### WHAT TO PRODUCE
Quote every item in the following records line for line, without altering any character.

[Region annotation records]
____
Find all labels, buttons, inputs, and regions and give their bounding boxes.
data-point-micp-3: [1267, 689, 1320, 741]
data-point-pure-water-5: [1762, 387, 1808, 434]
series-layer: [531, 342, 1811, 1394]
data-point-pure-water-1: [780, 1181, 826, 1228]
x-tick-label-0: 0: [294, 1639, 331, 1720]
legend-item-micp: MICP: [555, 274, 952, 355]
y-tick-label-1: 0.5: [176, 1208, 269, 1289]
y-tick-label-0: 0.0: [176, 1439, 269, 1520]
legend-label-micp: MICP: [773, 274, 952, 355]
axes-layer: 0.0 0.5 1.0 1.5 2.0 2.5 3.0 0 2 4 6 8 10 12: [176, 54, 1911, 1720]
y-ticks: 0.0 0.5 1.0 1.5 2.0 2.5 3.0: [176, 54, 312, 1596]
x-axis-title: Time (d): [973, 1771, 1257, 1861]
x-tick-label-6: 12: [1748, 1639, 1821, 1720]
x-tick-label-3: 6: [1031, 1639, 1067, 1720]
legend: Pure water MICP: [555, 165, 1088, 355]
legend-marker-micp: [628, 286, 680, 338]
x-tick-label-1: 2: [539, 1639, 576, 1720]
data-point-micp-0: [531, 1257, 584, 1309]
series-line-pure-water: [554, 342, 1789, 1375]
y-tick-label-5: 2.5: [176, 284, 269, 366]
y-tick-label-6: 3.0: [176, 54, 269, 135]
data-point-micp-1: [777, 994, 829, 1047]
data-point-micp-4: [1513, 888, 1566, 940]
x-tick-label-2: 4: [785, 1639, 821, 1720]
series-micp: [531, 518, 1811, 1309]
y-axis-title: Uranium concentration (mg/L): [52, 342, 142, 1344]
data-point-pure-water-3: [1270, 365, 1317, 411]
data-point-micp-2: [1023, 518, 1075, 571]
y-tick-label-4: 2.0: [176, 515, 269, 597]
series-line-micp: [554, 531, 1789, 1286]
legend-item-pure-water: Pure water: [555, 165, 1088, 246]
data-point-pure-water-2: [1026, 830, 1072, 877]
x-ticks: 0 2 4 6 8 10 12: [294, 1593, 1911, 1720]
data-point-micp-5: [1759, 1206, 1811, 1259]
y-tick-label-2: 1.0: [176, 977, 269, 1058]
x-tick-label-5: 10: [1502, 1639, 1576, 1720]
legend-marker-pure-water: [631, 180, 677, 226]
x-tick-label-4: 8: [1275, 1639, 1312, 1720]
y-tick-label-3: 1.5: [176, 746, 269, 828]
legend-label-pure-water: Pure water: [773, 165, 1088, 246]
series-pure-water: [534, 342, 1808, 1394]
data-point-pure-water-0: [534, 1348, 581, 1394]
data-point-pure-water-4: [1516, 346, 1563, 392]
____
### WRITTEN RESPONSE
Find all labels, buttons, inputs, and regions and give their bounding boxes.
data-point-micp-3: [1267, 689, 1320, 741]
data-point-pure-water-5: [1762, 387, 1808, 434]
series-layer: [531, 342, 1811, 1394]
data-point-pure-water-1: [780, 1181, 826, 1228]
x-tick-label-0: 0: [294, 1639, 331, 1720]
legend-item-micp: MICP: [555, 274, 952, 355]
y-tick-label-1: 0.5: [176, 1208, 269, 1289]
y-tick-label-0: 0.0: [176, 1439, 269, 1520]
legend-label-micp: MICP: [773, 274, 952, 355]
axes-layer: 0.0 0.5 1.0 1.5 2.0 2.5 3.0 0 2 4 6 8 10 12: [176, 54, 1911, 1720]
y-ticks: 0.0 0.5 1.0 1.5 2.0 2.5 3.0: [176, 54, 312, 1596]
x-axis-title: Time (d): [973, 1771, 1257, 1861]
x-tick-label-6: 12: [1748, 1639, 1821, 1720]
x-tick-label-3: 6: [1031, 1639, 1067, 1720]
legend: Pure water MICP: [555, 165, 1088, 355]
legend-marker-micp: [628, 286, 680, 338]
x-tick-label-1: 2: [539, 1639, 576, 1720]
data-point-micp-0: [531, 1257, 584, 1309]
series-line-pure-water: [554, 342, 1789, 1375]
y-tick-label-5: 2.5: [176, 284, 269, 366]
y-tick-label-6: 3.0: [176, 54, 269, 135]
data-point-micp-1: [777, 994, 829, 1047]
data-point-micp-4: [1513, 888, 1566, 940]
x-tick-label-2: 4: [785, 1639, 821, 1720]
series-micp: [531, 518, 1811, 1309]
y-axis-title: Uranium concentration (mg/L): [52, 342, 142, 1344]
data-point-pure-water-3: [1270, 365, 1317, 411]
data-point-micp-2: [1023, 518, 1075, 571]
y-tick-label-4: 2.0: [176, 515, 269, 597]
series-line-micp: [554, 531, 1789, 1286]
legend-item-pure-water: Pure water: [555, 165, 1088, 246]
data-point-pure-water-2: [1026, 830, 1072, 877]
x-ticks: 0 2 4 6 8 10 12: [294, 1593, 1911, 1720]
data-point-micp-5: [1759, 1206, 1811, 1259]
y-tick-label-2: 1.0: [176, 977, 269, 1058]
x-tick-label-5: 10: [1502, 1639, 1576, 1720]
legend-marker-pure-water: [631, 180, 677, 226]
x-tick-label-4: 8: [1275, 1639, 1312, 1720]
y-tick-label-3: 1.5: [176, 746, 269, 828]
legend-label-pure-water: Pure water: [773, 165, 1088, 246]
series-pure-water: [534, 342, 1808, 1394]
data-point-pure-water-0: [534, 1348, 581, 1394]
data-point-pure-water-4: [1516, 346, 1563, 392]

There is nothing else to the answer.